Exercise objective
Go through the listing and set it down exactly, leaving out its pictures.
***** Excerpted records *****
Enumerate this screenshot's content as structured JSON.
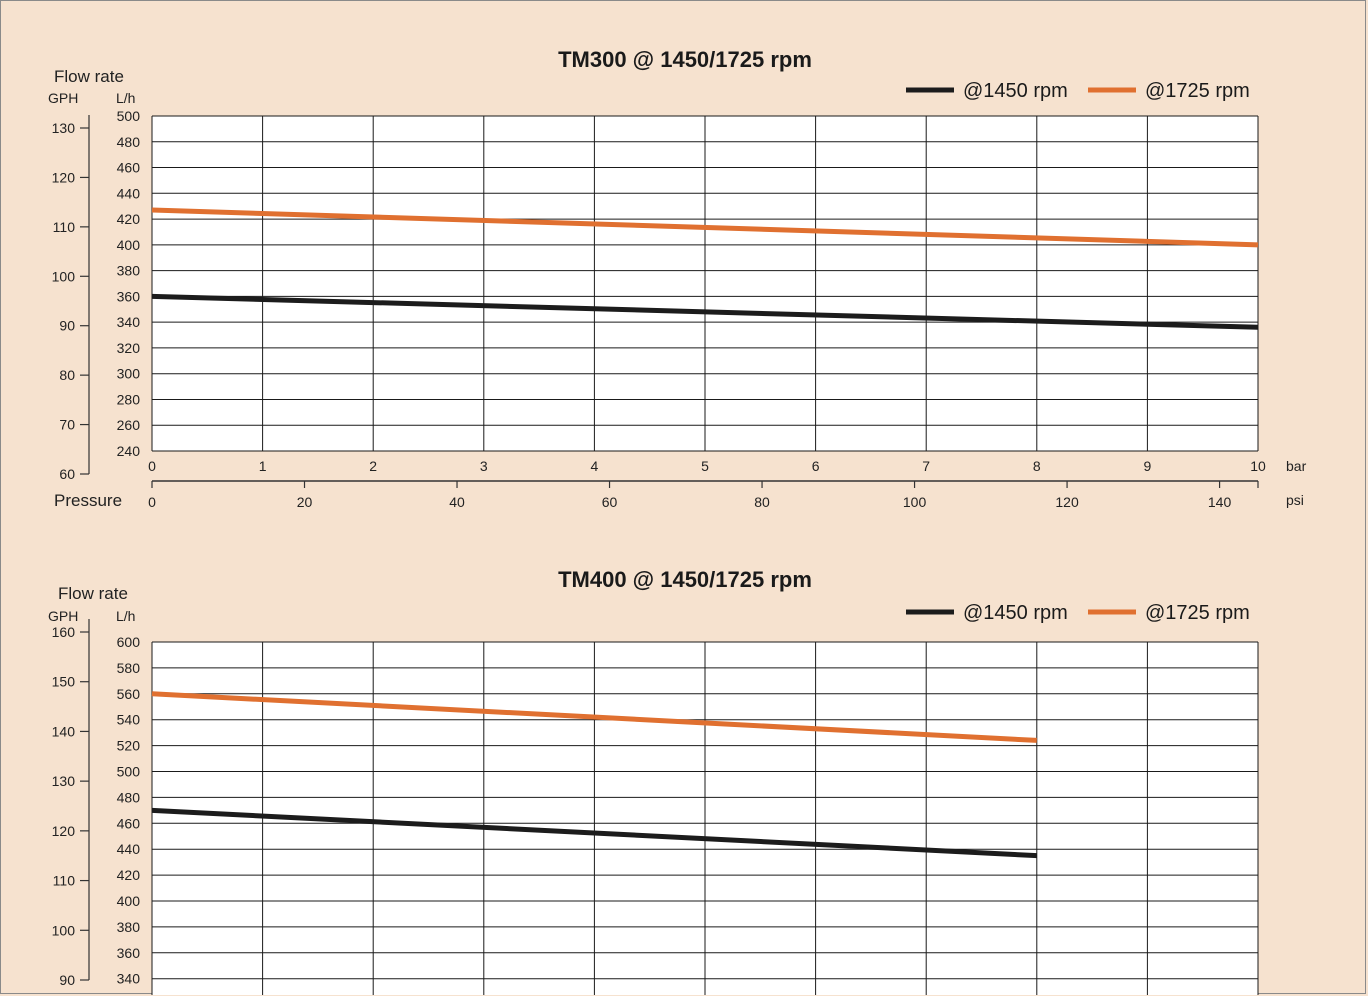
{
  "colors": {
    "background": "#f6e2cf",
    "plot_bg": "#ffffff",
    "grid": "#1a1a1a",
    "series_1450": "#1c1c1c",
    "series_1725": "#e07030"
  },
  "chart_data": [
    {
      "type": "line",
      "title": "TM300 @ 1450/1725 rpm",
      "flow_rate_label": "Flow rate",
      "ylabel_gph": "GPH",
      "ylabel_lh": "L/h",
      "xlabel": "Pressure",
      "x_unit_bar": "bar",
      "x_unit_psi": "psi",
      "bar_ticks": [
        "0",
        "1",
        "2",
        "3",
        "4",
        "5",
        "6",
        "7",
        "8",
        "9",
        "10"
      ],
      "psi_ticks": [
        "0",
        "20",
        "40",
        "60",
        "80",
        "100",
        "120",
        "140"
      ],
      "lh_ticks": [
        "240",
        "260",
        "280",
        "300",
        "320",
        "340",
        "360",
        "380",
        "400",
        "420",
        "440",
        "460",
        "480",
        "500"
      ],
      "gph_ticks": [
        "60",
        "70",
        "80",
        "90",
        "100",
        "110",
        "120",
        "130"
      ],
      "ylim_lh": [
        240,
        500
      ],
      "xlim_bar": [
        0,
        10
      ],
      "grid": true,
      "legend": "top-right",
      "series": [
        {
          "name": "@1450 rpm",
          "x": [
            0,
            10
          ],
          "y": [
            360,
            336
          ]
        },
        {
          "name": "@1725 rpm",
          "x": [
            0,
            10
          ],
          "y": [
            427,
            400
          ]
        }
      ]
    },
    {
      "type": "line",
      "title": "TM400 @ 1450/1725 rpm",
      "flow_rate_label": "Flow rate",
      "ylabel_gph": "GPH",
      "ylabel_lh": "L/h",
      "lh_ticks": [
        "340",
        "360",
        "380",
        "400",
        "420",
        "440",
        "460",
        "480",
        "500",
        "520",
        "540",
        "560",
        "580",
        "600"
      ],
      "gph_ticks": [
        "90",
        "100",
        "110",
        "120",
        "130",
        "140",
        "150",
        "160"
      ],
      "ylim_lh": [
        340,
        600
      ],
      "xlim_bar": [
        0,
        10
      ],
      "grid": true,
      "legend": "top-right",
      "series": [
        {
          "name": "@1450 rpm",
          "x": [
            0,
            8
          ],
          "y": [
            470,
            435
          ]
        },
        {
          "name": "@1725 rpm",
          "x": [
            0,
            8
          ],
          "y": [
            560,
            524
          ]
        }
      ]
    }
  ]
}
*****
Result
Enumerate this screenshot's content as structured JSON.
{
  "colors": {
    "background": "#f6e2cf",
    "plot_bg": "#ffffff",
    "grid": "#1a1a1a",
    "series_1450": "#1c1c1c",
    "series_1725": "#e07030"
  },
  "chart_data": [
    {
      "type": "line",
      "title": "TM300 @ 1450/1725 rpm",
      "flow_rate_label": "Flow rate",
      "ylabel_gph": "GPH",
      "ylabel_lh": "L/h",
      "xlabel": "Pressure",
      "x_unit_bar": "bar",
      "x_unit_psi": "psi",
      "bar_ticks": [
        "0",
        "1",
        "2",
        "3",
        "4",
        "5",
        "6",
        "7",
        "8",
        "9",
        "10"
      ],
      "psi_ticks": [
        "0",
        "20",
        "40",
        "60",
        "80",
        "100",
        "120",
        "140"
      ],
      "lh_ticks": [
        "240",
        "260",
        "280",
        "300",
        "320",
        "340",
        "360",
        "380",
        "400",
        "420",
        "440",
        "460",
        "480",
        "500"
      ],
      "gph_ticks": [
        "60",
        "70",
        "80",
        "90",
        "100",
        "110",
        "120",
        "130"
      ],
      "ylim_lh": [
        240,
        500
      ],
      "xlim_bar": [
        0,
        10
      ],
      "grid": true,
      "legend": "top-right",
      "series": [
        {
          "name": "@1450 rpm",
          "x": [
            0,
            10
          ],
          "y": [
            360,
            336
          ]
        },
        {
          "name": "@1725 rpm",
          "x": [
            0,
            10
          ],
          "y": [
            427,
            400
          ]
        }
      ]
    },
    {
      "type": "line",
      "title": "TM400 @ 1450/1725 rpm",
      "flow_rate_label": "Flow rate",
      "ylabel_gph": "GPH",
      "ylabel_lh": "L/h",
      "lh_ticks": [
        "340",
        "360",
        "380",
        "400",
        "420",
        "440",
        "460",
        "480",
        "500",
        "520",
        "540",
        "560",
        "580",
        "600"
      ],
      "gph_ticks": [
        "90",
        "100",
        "110",
        "120",
        "130",
        "140",
        "150",
        "160"
      ],
      "ylim_lh": [
        340,
        600
      ],
      "xlim_bar": [
        0,
        10
      ],
      "grid": true,
      "legend": "top-right",
      "series": [
        {
          "name": "@1450 rpm",
          "x": [
            0,
            8
          ],
          "y": [
            470,
            435
          ]
        },
        {
          "name": "@1725 rpm",
          "x": [
            0,
            8
          ],
          "y": [
            560,
            524
          ]
        }
      ]
    }
  ]
}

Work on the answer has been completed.